Pour la catalogne qui occupe aujourd’hui l’essentiel de l’actualité, ce qui est déplorable, c’est que d’un coté comme de l’autre de l’autre on ne se préoccupe pas des vrais questions qui sont existentielles pour la survie de toute les régions d’Espagne, comme, par exemple, le problème de l’eau avec des cultures hyper intensives de fraises et autres fruits et légumes, copieusement arrosées de glysophate, malathion, diazinon, classés cancérogènes par plusieurs instances scientifiques. Le tout sous le patronage des MONSANTO et consorts. Comment comprendre que des populations si proches refusent de « vivre ensemble ». Si tous ces manifestants qui depuis des jours et des semaines occupent les rues des villes de Barcelonne et Madrid en s’opposant les uns aux autres mettaient autant d’ardeur à défendre la vie de la planète, il n‘y aurait plus de gros problèmes écologique »
Rejet de la tendance à l’uniformisation par des recours nationalistes régionaux très dangereux
Force est de constater que malgré la mondialisation, les nouvelles technologies de la communication qui rapprochent les individus et peuvent induire des standardisations à l’échelle planétaire, notamment sur le plan alimentaire avec des symboles de « mal bouffe » tel que « Mac’Do, « Coca « et autres, n’efface pas pour autant les replis identitaires et les nationalismes divers au profit d’une uniformisation à l’échelle de la planète. Bien au contraire, le référent national et régional apparaît bien souvent comme le seul lien légitime, tant est si bien qu’au moment où les hommes ont tendance à se ressembler de plus en plus, avec des mœurs et des comportements standardisés, les divers nationalismes s’expriment avec une vigueur renouvelée. Ce paradoxe réside peut-être là, dans cette tension existante entre un monde aux traits de plus en plus communs et des individus souhaitant conserver une identité propre, considérée comme plus proche, plus familière, en somme rassurante tel qu’ils pensent le retrouver au sein d’un nationalisme régional.

_Données fournies_
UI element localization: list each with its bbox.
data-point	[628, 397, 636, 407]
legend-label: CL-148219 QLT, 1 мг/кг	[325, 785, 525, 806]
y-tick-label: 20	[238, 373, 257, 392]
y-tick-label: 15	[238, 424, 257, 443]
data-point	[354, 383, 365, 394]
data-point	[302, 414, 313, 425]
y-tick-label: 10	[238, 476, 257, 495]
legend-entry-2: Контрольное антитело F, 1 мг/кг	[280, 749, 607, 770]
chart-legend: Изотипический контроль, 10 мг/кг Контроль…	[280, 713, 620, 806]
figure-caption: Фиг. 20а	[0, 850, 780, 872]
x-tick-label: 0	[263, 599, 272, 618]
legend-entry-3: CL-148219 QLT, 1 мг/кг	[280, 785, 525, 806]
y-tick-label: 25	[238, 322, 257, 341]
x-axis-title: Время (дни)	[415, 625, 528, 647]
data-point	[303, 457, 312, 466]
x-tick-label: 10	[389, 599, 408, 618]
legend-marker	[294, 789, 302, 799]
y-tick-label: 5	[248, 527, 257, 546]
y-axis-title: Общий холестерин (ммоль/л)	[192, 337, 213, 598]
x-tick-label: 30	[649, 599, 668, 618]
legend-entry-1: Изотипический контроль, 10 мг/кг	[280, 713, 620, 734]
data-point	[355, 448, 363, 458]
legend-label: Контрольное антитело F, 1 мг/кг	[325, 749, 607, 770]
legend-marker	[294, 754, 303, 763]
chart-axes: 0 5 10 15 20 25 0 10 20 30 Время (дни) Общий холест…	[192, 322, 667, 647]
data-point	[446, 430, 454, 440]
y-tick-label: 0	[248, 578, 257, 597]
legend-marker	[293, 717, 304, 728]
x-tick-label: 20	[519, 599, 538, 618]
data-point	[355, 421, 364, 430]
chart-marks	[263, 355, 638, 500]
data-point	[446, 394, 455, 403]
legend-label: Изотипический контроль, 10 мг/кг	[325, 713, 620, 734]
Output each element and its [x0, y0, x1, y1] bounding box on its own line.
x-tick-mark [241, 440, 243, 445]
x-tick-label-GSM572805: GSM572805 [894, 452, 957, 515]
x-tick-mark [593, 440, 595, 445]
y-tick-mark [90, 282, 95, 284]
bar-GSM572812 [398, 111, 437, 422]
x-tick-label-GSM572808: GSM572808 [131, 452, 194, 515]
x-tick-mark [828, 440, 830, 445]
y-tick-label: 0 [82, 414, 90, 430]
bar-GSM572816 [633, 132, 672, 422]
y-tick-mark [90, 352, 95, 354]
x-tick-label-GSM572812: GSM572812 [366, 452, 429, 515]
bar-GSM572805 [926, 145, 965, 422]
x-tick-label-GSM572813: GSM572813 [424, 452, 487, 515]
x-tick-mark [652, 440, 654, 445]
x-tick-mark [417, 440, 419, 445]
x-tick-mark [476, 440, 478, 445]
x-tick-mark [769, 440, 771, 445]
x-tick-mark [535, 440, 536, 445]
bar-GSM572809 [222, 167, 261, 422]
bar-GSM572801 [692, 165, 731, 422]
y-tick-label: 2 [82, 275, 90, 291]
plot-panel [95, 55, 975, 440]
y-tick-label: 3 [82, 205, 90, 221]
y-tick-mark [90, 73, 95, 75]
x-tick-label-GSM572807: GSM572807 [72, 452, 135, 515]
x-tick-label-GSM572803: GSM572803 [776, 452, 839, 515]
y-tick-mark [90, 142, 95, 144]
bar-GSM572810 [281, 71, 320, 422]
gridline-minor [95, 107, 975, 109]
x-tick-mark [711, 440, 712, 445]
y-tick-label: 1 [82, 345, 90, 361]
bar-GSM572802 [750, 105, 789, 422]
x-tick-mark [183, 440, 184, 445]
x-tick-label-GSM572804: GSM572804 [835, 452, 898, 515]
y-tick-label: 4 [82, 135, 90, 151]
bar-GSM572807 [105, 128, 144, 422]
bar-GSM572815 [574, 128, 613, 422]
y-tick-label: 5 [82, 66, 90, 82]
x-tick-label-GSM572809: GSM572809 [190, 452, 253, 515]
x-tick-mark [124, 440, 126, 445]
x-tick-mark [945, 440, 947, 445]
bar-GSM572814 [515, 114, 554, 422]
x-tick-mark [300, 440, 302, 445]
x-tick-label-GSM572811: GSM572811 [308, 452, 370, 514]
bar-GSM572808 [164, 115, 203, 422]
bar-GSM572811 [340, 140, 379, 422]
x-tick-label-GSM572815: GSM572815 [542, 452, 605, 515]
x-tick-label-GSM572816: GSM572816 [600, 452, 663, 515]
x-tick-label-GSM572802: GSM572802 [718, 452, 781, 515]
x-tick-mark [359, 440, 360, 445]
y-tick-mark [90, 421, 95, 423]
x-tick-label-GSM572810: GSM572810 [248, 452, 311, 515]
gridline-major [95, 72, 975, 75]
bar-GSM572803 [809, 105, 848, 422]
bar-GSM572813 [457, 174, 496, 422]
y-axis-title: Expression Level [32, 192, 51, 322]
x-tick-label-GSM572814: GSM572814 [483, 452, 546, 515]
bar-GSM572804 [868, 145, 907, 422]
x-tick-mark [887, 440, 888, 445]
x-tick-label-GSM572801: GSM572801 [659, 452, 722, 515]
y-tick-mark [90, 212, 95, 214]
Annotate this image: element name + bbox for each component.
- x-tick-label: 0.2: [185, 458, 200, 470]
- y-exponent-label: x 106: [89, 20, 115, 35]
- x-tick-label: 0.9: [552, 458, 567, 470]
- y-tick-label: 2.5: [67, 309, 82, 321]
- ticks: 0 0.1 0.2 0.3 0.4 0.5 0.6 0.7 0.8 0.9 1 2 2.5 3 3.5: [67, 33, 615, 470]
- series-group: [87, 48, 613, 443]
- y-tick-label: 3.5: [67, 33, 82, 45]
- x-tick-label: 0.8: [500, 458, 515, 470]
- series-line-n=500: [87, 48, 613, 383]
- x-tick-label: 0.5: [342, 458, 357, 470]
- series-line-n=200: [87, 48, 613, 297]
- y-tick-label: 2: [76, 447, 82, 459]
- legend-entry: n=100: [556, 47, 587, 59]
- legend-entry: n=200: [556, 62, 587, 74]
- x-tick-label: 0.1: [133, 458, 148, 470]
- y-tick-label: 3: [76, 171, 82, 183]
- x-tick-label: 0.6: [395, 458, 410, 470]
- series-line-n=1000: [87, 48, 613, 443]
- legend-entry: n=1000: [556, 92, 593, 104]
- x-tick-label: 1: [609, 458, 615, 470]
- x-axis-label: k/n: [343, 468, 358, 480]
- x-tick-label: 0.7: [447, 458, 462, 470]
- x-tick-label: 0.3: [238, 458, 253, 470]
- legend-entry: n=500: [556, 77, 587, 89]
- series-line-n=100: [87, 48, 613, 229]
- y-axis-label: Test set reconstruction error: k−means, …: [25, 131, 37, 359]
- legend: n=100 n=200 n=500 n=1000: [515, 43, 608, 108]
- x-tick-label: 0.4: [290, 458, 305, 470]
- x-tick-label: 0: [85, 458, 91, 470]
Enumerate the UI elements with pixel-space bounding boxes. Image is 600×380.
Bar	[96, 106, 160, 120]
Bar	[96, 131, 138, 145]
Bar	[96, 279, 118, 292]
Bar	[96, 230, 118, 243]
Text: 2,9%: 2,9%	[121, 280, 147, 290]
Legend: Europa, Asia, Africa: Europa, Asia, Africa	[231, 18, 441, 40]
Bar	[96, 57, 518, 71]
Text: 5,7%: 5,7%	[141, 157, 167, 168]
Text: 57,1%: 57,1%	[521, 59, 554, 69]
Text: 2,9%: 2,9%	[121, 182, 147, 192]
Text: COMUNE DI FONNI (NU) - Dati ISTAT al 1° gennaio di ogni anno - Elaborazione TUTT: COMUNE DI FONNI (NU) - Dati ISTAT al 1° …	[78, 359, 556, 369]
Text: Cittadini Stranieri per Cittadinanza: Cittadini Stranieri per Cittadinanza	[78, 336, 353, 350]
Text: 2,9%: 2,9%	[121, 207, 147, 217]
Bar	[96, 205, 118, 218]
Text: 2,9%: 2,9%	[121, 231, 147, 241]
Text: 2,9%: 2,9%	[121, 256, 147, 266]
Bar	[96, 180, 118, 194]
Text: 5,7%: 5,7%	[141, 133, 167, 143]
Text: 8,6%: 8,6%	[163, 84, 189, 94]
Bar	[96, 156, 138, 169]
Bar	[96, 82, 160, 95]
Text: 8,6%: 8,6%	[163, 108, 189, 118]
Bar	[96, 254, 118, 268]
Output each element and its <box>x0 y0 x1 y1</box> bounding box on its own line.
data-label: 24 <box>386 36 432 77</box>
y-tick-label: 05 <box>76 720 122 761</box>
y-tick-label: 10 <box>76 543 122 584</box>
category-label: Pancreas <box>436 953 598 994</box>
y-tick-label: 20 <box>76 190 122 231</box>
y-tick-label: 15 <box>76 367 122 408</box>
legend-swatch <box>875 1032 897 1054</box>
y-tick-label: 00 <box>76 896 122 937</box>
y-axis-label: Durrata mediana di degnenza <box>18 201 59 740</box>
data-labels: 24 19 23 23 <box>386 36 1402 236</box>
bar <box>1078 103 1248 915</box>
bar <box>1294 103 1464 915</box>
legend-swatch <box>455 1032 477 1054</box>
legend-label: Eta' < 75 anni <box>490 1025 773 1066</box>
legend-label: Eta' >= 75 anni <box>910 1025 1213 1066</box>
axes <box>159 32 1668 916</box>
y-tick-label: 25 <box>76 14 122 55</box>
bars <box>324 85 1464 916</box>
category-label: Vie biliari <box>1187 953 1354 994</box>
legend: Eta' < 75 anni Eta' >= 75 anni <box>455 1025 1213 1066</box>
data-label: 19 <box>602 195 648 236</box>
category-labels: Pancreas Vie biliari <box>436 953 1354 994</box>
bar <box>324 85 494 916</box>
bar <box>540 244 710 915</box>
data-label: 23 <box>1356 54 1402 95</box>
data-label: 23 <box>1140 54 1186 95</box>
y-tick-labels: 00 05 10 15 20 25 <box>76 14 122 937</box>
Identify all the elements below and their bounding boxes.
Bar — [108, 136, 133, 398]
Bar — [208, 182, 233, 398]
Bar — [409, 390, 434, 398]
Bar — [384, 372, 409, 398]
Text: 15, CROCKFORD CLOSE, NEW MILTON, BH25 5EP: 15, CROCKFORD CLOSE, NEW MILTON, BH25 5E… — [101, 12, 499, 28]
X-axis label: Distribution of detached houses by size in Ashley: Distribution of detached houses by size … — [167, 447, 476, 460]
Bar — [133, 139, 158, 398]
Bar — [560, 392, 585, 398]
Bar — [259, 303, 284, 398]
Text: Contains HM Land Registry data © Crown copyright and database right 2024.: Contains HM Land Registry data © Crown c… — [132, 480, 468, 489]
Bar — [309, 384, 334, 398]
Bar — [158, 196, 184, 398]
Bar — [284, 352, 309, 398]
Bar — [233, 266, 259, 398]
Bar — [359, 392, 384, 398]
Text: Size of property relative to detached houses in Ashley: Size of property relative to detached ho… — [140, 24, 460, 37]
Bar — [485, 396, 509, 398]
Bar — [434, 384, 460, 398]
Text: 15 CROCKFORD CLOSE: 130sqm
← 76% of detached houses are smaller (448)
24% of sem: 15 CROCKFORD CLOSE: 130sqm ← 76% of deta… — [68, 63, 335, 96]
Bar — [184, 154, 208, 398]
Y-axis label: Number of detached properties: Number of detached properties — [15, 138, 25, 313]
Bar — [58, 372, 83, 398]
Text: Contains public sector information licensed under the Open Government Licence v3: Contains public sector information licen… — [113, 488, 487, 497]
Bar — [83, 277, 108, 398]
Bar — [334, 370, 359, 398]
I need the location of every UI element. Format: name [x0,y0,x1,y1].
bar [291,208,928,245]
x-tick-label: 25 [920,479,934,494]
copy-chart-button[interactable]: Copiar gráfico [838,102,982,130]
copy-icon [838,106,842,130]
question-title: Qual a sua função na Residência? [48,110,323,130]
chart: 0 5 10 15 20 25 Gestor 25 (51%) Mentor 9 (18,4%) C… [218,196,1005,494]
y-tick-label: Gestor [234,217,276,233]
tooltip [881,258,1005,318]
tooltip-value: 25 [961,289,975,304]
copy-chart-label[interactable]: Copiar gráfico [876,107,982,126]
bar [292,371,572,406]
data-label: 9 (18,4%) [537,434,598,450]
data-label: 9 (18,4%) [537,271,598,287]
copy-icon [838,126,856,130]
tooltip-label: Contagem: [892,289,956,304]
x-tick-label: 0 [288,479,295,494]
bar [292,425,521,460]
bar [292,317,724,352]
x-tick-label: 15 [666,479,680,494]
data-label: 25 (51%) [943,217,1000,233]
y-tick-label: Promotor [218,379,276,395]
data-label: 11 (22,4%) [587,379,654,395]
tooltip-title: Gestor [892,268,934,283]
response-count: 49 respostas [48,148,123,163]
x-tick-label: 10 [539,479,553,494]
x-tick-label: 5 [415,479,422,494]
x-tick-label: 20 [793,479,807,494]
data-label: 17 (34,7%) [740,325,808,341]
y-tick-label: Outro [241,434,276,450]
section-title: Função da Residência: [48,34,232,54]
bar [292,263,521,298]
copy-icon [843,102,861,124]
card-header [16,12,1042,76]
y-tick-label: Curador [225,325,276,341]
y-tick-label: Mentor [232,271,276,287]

_Consignes_
**1)** Réponds aux questions suivantes sur l'extrait.
(a) Quelles cultures hyper intensives sont citées à propos du problème de l'eau ?
(b) Comment le référent national et régional apparaît-il bien souvent ?
(c) Quels termes qualifient l'identité propre que les individus souhaitent conserver ?
**2)** Reproduis sans rien changer les lignes des enregistrements depuis la toute première jusqu'à la ligne contenant « x-tick-mark [417, 440, 419, 445] », celle-ci comprise.
Les enregistrements n'ont aucun lien avec l'extrait.

_Réponses aux consignes_
**1)**
(a) Des fraises et autres fruits et légumes.
(b) Comme le seul lien légitime.
(c) Plus proche, plus familière, en somme rassurante.

**2)**
UI element localization: list each with its bbox.
data-point	[628, 397, 636, 407]
legend-label: CL-148219 QLT, 1 мг/кг	[325, 785, 525, 806]
y-tick-label: 20	[238, 373, 257, 392]
y-tick-label: 15	[238, 424, 257, 443]
data-point	[354, 383, 365, 394]
data-point	[302, 414, 313, 425]
y-tick-label: 10	[238, 476, 257, 495]
legend-entry-2: Контрольное антитело F, 1 мг/кг	[280, 749, 607, 770]
chart-legend: Изотипический контроль, 10 мг/кг Контроль…	[280, 713, 620, 806]
figure-caption: Фиг. 20а	[0, 850, 780, 872]
x-tick-label: 0	[263, 599, 272, 618]
legend-entry-3: CL-148219 QLT, 1 мг/кг	[280, 785, 525, 806]
y-tick-label: 25	[238, 322, 257, 341]
x-axis-title: Время (дни)	[415, 625, 528, 647]
data-point	[303, 457, 312, 466]
x-tick-label: 10	[389, 599, 408, 618]
legend-marker	[294, 789, 302, 799]
y-tick-label: 5	[248, 527, 257, 546]
y-axis-title: Общий холестерин (ммоль/л)	[192, 337, 213, 598]
x-tick-label: 30	[649, 599, 668, 618]
legend-entry-1: Изотипический контроль, 10 мг/кг	[280, 713, 620, 734]
data-point	[355, 448, 363, 458]
legend-label: Контрольное антитело F, 1 мг/кг	[325, 749, 607, 770]
legend-marker	[294, 754, 303, 763]
chart-axes: 0 5 10 15 20 25 0 10 20 30 Время (дни) Общий холест…	[192, 322, 667, 647]
data-point	[446, 430, 454, 440]
y-tick-label: 0	[248, 578, 257, 597]
legend-marker	[293, 717, 304, 728]
x-tick-label: 20	[519, 599, 538, 618]
data-point	[355, 421, 364, 430]
chart-marks	[263, 355, 638, 500]
data-point	[446, 394, 455, 403]
legend-label: Изотипический контроль, 10 мг/кг	[325, 713, 620, 734]
Output each element and its [x0, y0, x1, y1] bounding box on its own line.
x-tick-mark [241, 440, 243, 445]
x-tick-label-GSM572805: GSM572805 [894, 452, 957, 515]
x-tick-mark [593, 440, 595, 445]
y-tick-mark [90, 282, 95, 284]
bar-GSM572812 [398, 111, 437, 422]
x-tick-label-GSM572808: GSM572808 [131, 452, 194, 515]
x-tick-mark [828, 440, 830, 445]
y-tick-label: 0 [82, 414, 90, 430]
bar-GSM572816 [633, 132, 672, 422]
y-tick-mark [90, 352, 95, 354]
x-tick-label-GSM572812: GSM572812 [366, 452, 429, 515]
bar-GSM572805 [926, 145, 965, 422]
x-tick-label-GSM572813: GSM572813 [424, 452, 487, 515]
x-tick-mark [652, 440, 654, 445]
x-tick-mark [417, 440, 419, 445]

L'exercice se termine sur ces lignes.